Return each line of the records holding the string "xớng".

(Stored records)
▶
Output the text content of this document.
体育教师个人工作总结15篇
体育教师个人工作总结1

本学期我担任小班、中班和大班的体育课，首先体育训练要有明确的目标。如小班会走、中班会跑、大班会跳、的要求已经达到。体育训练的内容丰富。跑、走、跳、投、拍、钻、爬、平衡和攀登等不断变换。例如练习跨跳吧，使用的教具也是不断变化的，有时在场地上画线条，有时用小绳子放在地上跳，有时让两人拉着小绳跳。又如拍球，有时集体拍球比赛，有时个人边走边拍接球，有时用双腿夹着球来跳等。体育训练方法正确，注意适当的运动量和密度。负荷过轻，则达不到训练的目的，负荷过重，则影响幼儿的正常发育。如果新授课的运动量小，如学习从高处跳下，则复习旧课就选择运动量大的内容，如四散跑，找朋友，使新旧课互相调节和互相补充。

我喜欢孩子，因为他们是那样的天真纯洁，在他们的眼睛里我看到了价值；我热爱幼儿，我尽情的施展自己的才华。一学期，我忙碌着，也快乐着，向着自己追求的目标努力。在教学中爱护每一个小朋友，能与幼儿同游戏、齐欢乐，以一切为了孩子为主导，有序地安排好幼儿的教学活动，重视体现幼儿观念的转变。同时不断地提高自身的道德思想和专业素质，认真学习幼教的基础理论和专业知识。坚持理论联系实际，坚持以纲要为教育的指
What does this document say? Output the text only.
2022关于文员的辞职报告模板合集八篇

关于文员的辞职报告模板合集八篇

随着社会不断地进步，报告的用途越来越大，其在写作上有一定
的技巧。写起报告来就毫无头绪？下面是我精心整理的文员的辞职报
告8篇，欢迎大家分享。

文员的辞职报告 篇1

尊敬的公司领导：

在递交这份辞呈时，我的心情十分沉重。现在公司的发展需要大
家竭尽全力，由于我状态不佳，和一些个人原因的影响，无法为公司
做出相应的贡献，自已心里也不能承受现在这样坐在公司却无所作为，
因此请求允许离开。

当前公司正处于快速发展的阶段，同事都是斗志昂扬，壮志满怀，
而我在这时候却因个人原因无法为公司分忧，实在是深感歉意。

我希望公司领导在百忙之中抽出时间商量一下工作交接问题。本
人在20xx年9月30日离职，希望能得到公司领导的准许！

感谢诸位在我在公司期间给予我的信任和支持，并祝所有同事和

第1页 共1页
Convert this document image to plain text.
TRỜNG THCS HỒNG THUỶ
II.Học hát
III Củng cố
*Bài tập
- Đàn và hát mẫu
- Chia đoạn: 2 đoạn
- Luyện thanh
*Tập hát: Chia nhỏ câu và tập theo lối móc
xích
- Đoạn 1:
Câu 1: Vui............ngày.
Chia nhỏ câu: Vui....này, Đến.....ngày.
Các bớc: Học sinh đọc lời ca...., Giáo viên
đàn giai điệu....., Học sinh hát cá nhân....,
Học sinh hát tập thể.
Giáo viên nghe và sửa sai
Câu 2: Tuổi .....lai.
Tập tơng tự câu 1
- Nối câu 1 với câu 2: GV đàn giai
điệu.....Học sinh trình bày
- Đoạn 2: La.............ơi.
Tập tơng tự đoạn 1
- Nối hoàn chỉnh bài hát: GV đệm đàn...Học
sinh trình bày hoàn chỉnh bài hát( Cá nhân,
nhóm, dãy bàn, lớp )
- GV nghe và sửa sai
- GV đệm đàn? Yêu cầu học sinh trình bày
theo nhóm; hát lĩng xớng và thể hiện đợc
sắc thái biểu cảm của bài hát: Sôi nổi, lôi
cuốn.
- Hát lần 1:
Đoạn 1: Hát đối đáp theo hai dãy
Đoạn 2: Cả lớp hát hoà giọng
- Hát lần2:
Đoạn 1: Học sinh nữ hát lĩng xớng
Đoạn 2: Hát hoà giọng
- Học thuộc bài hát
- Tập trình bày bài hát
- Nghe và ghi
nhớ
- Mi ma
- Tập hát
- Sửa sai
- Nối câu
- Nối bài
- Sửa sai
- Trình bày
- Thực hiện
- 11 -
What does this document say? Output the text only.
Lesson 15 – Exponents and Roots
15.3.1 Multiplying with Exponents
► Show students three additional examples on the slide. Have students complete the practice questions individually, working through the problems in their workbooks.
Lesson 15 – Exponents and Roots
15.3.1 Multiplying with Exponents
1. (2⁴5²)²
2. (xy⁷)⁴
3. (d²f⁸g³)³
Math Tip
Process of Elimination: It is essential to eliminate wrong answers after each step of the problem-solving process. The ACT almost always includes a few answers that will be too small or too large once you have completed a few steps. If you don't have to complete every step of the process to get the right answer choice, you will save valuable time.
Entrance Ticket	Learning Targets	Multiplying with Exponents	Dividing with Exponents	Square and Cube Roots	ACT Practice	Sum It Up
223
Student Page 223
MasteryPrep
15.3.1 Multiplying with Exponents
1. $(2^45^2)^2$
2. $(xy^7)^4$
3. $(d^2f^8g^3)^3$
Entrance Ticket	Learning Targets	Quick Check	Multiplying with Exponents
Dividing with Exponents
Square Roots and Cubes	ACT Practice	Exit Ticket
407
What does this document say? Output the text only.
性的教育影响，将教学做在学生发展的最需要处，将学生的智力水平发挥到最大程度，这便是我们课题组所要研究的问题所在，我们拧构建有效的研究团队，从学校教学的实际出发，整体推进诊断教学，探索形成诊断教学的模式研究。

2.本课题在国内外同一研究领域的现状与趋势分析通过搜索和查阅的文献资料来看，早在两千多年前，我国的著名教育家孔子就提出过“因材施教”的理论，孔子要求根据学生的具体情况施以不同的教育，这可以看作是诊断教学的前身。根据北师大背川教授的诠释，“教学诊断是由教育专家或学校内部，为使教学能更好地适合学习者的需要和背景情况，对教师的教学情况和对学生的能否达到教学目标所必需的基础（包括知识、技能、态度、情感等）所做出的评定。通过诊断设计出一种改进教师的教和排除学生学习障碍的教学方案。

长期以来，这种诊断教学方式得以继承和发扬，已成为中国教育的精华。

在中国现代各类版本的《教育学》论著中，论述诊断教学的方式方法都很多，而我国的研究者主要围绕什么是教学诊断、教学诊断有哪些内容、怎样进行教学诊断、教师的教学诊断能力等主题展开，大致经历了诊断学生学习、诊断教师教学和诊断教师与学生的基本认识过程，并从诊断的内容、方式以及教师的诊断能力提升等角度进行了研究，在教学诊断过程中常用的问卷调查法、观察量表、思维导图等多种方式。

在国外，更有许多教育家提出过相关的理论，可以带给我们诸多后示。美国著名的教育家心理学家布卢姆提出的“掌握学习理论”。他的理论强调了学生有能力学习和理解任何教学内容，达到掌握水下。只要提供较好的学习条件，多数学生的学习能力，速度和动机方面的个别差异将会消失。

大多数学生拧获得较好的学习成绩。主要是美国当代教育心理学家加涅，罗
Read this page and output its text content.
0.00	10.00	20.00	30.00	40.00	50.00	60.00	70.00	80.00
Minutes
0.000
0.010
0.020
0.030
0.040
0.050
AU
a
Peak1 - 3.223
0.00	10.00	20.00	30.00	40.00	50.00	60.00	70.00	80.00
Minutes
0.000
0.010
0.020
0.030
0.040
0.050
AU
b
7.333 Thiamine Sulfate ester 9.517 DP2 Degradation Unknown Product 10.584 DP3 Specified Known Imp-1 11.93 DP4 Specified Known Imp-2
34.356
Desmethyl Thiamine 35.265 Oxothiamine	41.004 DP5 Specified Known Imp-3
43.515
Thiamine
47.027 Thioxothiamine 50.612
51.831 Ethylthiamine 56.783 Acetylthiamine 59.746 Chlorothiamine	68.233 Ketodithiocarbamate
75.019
◀
- _Answer for this exercise_
theo nhóm; hát lĩng xớng và thể hiện đợc
Đoạn 1: Học sinh nữ hát lĩng xớng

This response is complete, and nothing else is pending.